## [Task objective]
Rewrite the records as a two-column CSV with the columns text and answer. Give one row per record, with its text and its answer each in a single quoted field and line breaks replaced by spaces. Begin at the line that has "Patent image size: (957, 825)." and stop after the line that has "The insulative films 50 is at (735, 371).".

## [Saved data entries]
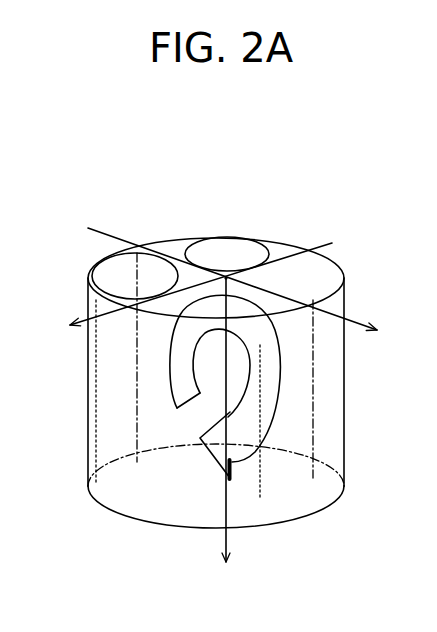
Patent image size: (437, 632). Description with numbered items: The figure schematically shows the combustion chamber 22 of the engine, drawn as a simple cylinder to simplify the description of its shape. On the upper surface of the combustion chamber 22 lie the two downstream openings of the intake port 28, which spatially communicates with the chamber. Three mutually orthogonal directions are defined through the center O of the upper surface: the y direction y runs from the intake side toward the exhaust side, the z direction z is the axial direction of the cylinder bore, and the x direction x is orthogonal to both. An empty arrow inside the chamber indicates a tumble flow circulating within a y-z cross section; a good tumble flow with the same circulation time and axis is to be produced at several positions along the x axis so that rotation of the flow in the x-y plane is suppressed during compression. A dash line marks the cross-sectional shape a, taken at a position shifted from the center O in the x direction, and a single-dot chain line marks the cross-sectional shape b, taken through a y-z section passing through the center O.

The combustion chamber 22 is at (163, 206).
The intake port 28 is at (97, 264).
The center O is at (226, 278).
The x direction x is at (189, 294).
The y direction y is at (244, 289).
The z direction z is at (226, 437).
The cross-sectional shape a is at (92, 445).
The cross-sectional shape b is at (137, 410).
---
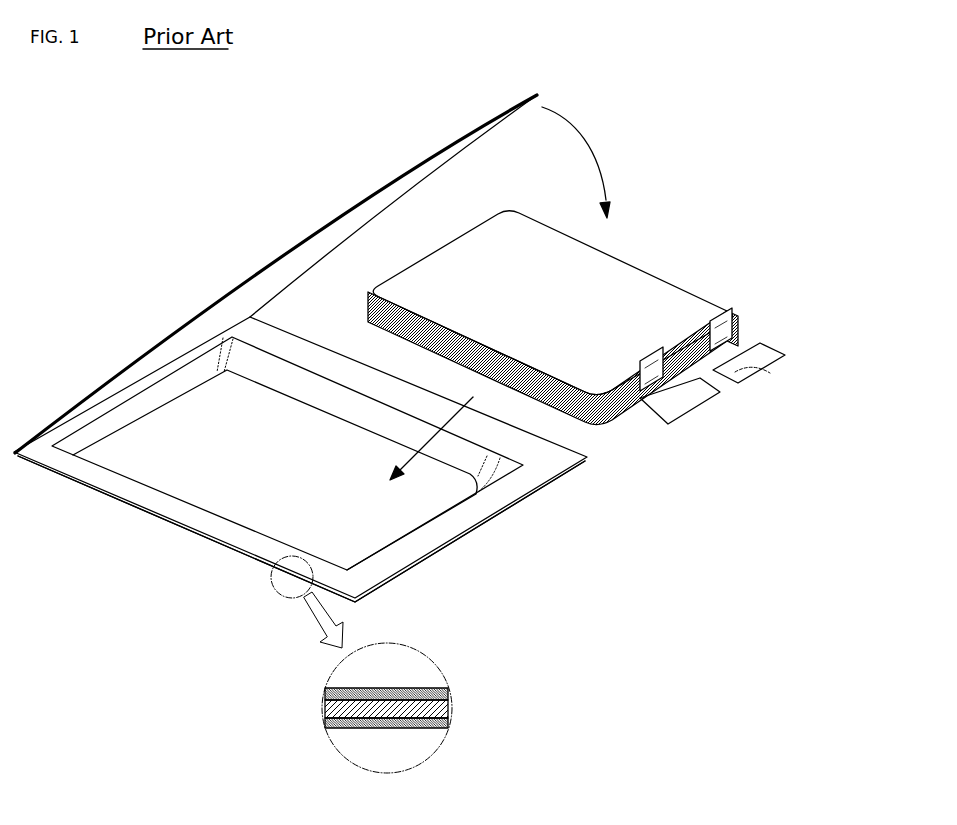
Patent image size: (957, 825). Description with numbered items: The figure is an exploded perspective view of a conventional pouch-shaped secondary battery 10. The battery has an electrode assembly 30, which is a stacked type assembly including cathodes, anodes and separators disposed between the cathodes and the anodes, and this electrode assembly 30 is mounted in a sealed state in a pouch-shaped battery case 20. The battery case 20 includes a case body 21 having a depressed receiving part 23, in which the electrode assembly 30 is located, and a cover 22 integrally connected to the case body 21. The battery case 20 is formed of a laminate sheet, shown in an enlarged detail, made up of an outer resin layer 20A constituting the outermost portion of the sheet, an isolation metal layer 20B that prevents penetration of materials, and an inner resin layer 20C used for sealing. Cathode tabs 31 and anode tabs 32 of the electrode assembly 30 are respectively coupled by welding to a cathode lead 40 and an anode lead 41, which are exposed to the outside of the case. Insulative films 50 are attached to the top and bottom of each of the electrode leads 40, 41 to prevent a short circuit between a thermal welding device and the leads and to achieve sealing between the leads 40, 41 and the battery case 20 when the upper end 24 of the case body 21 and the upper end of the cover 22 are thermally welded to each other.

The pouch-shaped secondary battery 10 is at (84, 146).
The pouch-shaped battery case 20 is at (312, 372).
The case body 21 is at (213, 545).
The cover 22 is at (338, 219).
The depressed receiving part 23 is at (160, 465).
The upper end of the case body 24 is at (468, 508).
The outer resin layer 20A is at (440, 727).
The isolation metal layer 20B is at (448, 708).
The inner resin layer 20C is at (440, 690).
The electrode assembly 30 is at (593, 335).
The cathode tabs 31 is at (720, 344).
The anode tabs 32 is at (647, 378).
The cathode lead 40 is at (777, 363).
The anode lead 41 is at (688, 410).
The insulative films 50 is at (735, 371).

## [Result]
text,answer
"Patent image size: (957, 825). Description with numbered items: The figure is an exploded perspective view of a conventional pouch-shaped secondary battery 10. The battery has an electrode assembly 30, which is a stacked type assembly including cathodes, anodes and separators disposed between the cathodes and the anodes, and this electrode assembly 30 is mounted in a sealed state in a pouch-shaped battery case 20. The battery case 20 includes a case body 21 having a depressed receiving part 23, in which the electrode assembly 30 is located, and a cover 22 integrally connected to the case body 21. The battery case 20 is formed of a laminate sheet, shown in an enlarged detail, made up of an outer resin layer 20A constituting the outermost portion of the sheet, an isolation metal layer 20B that prevents penetration of materials, and an inner resin layer 20C used for sealing. Cathode tabs 31 and anode tabs 32 of the electrode assembly 30 are respectively coupled by welding to a cathode lead 40 and an anode lead 41, which are exposed to the outside of the case. Insulative films 50 are attached to the top and bottom of each of the electrode leads 40, 41 to prevent a short circuit between a thermal welding device and the leads and to achieve sealing between the leads 40, 41 and the battery case 20 when the upper end 24 of the case body 21 and the upper end of the cover 22 are thermally welded to each other.","The pouch-shaped secondary battery 10 is at (84, 146). The pouch-shaped battery case 20 is at (312, 372). The case body 21 is at (213, 545). The cover 22 is at (338, 219). The depressed receiving part 23 is at (160, 465). The upper end of the case body 24 is at (468, 508). The outer resin layer 20A is at (440, 727). The isolation metal layer 20B is at (448, 708). The inner resin layer 20C is at (440, 690). The electrode assembly 30 is at (593, 335). The cathode tabs 31 is at (720, 344). The anode tabs 32 is at (647, 378). The cathode lead 40 is at (777, 363). The anode lead 41 is at (688, 410). The insulative films 50 is at (735, 371)."